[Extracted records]
++++++++++

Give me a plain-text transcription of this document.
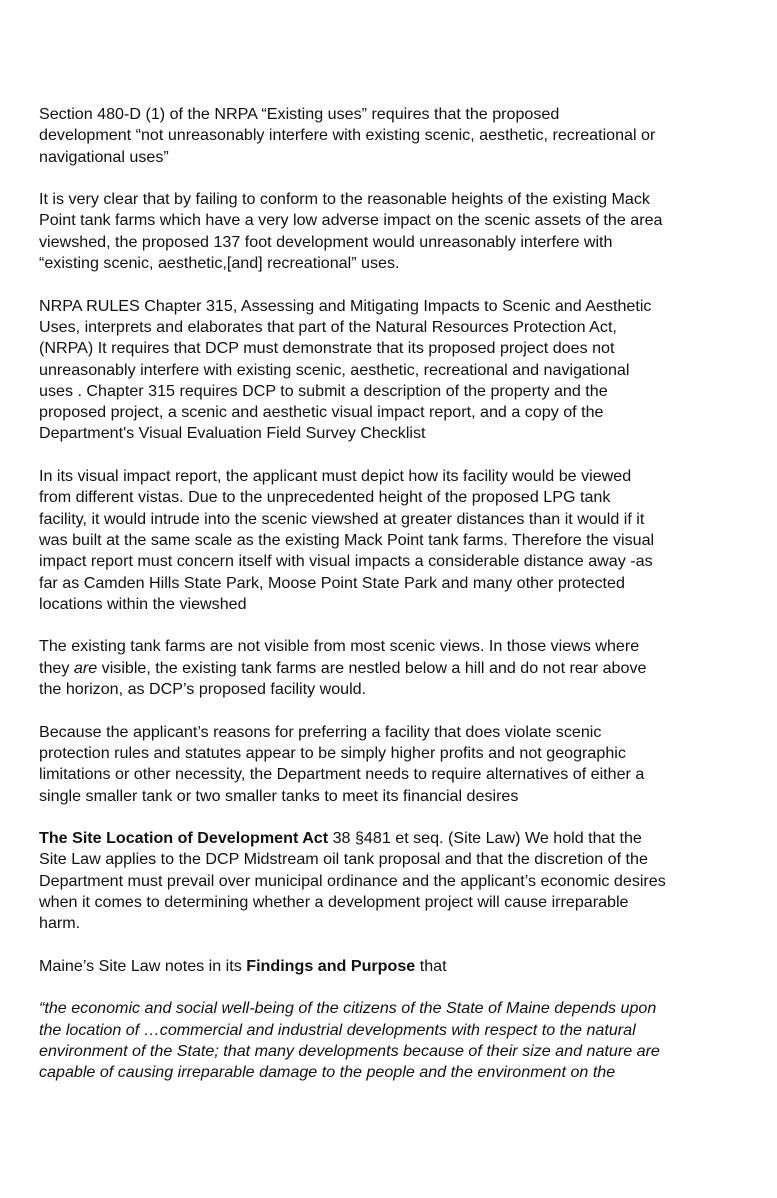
Section 480-D (1) of the NRPA “Existing uses” requires that the proposed
development “not unreasonably interfere with existing scenic, aesthetic, recreational or
navigational uses”

It is very clear that by failing to conform to the reasonable heights of the existing Mack
Point tank farms which have a very low adverse impact on the scenic assets of the area
viewshed, the proposed 137 foot development would unreasonably interfere with
“existing scenic, aesthetic,[and] recreational” uses.

NRPA RULES Chapter 315, Assessing and Mitigating Impacts to Scenic and Aesthetic
Uses, interprets and elaborates that part of the Natural Resources Protection Act,
(NRPA) It requires that DCP must demonstrate that its proposed project does not
unreasonably interfere with existing scenic, aesthetic, recreational and navigational
uses . Chapter 315 requires DCP to submit a description of the property and the
proposed project, a scenic and aesthetic visual impact report, and a copy of the
Department's Visual Evaluation Field Survey Checklist

In its visual impact report, the applicant must depict how its facility would be viewed
from different vistas. Due to the unprecedented height of the proposed LPG tank
facility, it would intrude into the scenic viewshed at greater distances than it would if it
was built at the same scale as the existing Mack Point tank farms. Therefore the visual
impact report must concern itself with visual impacts a considerable distance away -as
far as Camden Hills State Park, Moose Point State Park and many other protected
locations within the viewshed

The existing tank farms are not visible from most scenic views. In those views where
they are visible, the existing tank farms are nestled below a hill and do not rear above
the horizon, as DCP’s proposed facility would.

Because the applicant’s reasons for preferring a facility that does violate scenic
protection rules and statutes appear to be simply higher profits and not geographic
limitations or other necessity, the Department needs to require alternatives of either a
single smaller tank or two smaller tanks to meet its financial desires

The Site Location of Development Act 38 §481 et seq. (Site Law) We hold that the
Site Law applies to the DCP Midstream oil tank proposal and that the discretion of the
Department must prevail over municipal ordinance and the applicant’s economic desires
when it comes to determining whether a development project will cause irreparable
harm.

Maine’s Site Law notes in its Findings and Purpose that

“the economic and social well-being of the citizens of the State of Maine depends upon
the location of …commercial and industrial developments with respect to the natural
environment of the State; that many developments because of their size and nature are
capable of causing irreparable damage to the people and the environment on the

++++++++++

**WHAT THIS TASK INVOLVES**
Select every line above that contains the word "project", and copy it.

**COMPLETE RESPONSE**
(NRPA) It requires that DCP must demonstrate that its proposed project does not
proposed project, a scenic and aesthetic visual impact report, and a copy of the
when it comes to determining whether a development project will cause irreparable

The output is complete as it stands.